Input rows
□ □ □ □ □ □ □

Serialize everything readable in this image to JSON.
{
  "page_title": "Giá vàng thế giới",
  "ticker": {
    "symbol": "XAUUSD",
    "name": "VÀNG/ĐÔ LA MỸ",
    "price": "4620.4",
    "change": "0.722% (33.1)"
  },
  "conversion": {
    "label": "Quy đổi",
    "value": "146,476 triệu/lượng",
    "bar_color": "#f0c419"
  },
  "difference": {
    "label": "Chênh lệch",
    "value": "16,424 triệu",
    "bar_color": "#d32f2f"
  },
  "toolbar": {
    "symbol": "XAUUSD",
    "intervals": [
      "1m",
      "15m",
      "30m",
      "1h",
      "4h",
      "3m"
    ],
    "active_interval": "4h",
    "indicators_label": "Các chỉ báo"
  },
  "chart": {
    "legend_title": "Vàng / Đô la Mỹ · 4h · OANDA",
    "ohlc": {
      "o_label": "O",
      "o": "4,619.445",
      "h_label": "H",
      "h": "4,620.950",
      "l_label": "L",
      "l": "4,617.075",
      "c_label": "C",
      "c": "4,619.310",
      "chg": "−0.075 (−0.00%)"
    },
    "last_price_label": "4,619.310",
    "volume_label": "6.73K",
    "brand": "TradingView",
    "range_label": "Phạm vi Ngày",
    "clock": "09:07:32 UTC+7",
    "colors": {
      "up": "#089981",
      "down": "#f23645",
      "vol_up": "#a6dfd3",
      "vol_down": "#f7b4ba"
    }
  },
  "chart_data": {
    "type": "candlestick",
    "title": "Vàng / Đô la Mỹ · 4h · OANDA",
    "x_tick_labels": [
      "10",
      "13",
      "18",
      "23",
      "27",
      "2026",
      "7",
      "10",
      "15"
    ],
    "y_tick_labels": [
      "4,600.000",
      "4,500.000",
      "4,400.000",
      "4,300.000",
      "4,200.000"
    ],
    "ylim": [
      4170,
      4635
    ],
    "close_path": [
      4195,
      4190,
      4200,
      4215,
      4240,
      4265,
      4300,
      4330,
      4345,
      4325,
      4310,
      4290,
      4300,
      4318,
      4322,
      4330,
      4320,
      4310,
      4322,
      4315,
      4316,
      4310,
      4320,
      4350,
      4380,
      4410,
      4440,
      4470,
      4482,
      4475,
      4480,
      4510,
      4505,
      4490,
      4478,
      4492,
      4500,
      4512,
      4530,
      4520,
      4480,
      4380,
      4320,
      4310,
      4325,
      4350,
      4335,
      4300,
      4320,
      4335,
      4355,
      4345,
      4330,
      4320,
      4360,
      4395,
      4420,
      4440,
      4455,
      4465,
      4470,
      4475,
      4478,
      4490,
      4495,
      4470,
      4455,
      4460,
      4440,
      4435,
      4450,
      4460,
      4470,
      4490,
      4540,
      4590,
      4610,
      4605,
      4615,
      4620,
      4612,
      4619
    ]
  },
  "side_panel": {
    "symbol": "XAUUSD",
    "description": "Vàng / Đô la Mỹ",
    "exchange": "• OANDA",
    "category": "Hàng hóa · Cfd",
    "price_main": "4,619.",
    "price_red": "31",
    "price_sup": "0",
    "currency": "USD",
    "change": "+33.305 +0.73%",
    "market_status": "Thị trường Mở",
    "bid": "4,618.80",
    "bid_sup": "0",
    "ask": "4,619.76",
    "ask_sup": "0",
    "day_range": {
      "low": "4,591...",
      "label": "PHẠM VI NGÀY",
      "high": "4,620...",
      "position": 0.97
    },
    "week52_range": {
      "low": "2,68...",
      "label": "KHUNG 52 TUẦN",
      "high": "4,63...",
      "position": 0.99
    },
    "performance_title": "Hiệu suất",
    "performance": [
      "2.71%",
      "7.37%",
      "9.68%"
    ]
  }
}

□ □ □ □ □ □ □

What the exercise asks
Examine the records and pull out every line where the string "value" occurs.

Written response
    "value": "146,476 triệu/lượng",
    "value": "16,424 triệu",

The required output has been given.